START SELECTED PASSAGE

One month after his dire diagnosis at a University of California medical center on July 18, Means is turning to the indigenous medicines and spiritual healing ceremonies found throughout the North American Native American culture — the same culture that he has spent a lifetime trying to preserve.

Means said he will battle the disease with traditional Native remedies. Herbal teas and other plants with cancer-fighting properties have come to him from tribes as far away as Guadalajara, Mexico, and as close as the Ojibwe tribe in Minnesota. He is also receiving cancer treatments that are approved in Europe and Canada but not in the United States at an alternative cancer center in Scottsdale, Ariz.

The charismatic and controversial Means never shrank from a political fight, but he is taking a philosophical approach to the grim news about his health. He knows his prognosis isn’t good, and he has made his peace with that.

“I’m not going to argue with the Great Mystery,” he said. “Lakota belief is that death is a change of worlds. And I believe like my dad believed. When it’s my time to go, it’s my time to go.”

END SELECTED PASSAGE
START INFORMATION SHOWN

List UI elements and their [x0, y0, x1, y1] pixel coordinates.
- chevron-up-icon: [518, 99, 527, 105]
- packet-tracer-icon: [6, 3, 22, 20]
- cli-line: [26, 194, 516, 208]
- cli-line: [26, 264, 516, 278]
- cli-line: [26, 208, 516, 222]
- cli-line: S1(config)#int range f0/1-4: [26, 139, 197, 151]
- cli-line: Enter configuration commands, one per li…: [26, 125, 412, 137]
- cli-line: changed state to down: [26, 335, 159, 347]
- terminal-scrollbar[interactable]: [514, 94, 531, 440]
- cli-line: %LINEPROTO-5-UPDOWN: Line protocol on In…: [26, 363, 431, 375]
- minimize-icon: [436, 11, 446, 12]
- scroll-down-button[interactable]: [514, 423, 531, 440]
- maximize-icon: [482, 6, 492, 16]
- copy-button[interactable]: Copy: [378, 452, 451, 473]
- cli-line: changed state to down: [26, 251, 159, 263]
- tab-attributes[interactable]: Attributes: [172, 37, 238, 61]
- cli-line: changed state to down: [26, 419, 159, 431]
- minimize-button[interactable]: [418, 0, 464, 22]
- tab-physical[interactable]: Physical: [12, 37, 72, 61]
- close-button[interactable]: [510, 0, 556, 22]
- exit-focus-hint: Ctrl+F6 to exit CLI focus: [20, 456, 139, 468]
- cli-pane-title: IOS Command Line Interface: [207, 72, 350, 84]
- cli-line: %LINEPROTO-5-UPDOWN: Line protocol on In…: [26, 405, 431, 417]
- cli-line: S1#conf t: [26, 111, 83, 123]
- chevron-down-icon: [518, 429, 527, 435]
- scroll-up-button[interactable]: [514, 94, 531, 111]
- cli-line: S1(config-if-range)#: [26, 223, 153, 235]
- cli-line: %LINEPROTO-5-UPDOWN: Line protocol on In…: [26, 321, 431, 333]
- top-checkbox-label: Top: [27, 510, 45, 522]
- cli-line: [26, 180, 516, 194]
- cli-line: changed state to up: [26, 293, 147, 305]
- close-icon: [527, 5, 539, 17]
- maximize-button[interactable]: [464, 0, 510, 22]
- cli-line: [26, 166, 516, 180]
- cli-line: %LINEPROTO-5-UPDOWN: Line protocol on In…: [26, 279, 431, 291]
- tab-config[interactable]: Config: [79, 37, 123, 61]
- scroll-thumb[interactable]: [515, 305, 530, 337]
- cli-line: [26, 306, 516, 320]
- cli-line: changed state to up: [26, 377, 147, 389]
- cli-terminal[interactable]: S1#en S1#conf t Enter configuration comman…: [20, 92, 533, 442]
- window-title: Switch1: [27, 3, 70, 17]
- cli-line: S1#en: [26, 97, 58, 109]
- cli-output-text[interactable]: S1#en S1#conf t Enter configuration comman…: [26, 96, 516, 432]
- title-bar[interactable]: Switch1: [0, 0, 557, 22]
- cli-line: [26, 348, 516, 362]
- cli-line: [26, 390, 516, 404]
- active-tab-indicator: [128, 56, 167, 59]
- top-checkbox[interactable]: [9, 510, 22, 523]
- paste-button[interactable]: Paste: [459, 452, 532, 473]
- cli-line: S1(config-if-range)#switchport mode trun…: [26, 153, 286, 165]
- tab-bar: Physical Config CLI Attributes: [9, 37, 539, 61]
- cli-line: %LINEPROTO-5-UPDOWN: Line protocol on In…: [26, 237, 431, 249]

END INFORMATION SHOWN

**PROBLEM A:** Summarize the passage about Means's illness in two sentences.
**PROBLEM B:** Set down the passage about Means's illness word for word, starting at "Means said he" and ending at "in Scottsdale, Ariz.".

**RESPONSE AREA A:** After a dire diagnosis at a University of California medical center on July 18, Means is turning to indigenous medicines, spiritual healing ceremonies and herbal remedies sent by tribes from Guadalajara, Mexico, to Minnesota. He is also receiving treatments at an alternative cancer center in Scottsdale, Ariz., and though he never shrank from a political fight, he is taking a philosophical approach to his prognosis, citing the Lakota belief that death is a change of worlds.

**RESPONSE AREA B:**
Means said he will battle the disease with traditional Native remedies. Herbal teas and other plants with cancer-fighting properties have come to him from tribes as far away as Guadalajara, Mexico, and as close as the Ojibwe tribe in Minnesota. He is also receiving cancer treatments that are approved in Europe and Canada but not in the United States at an alternative cancer center in Scottsdale, Ariz.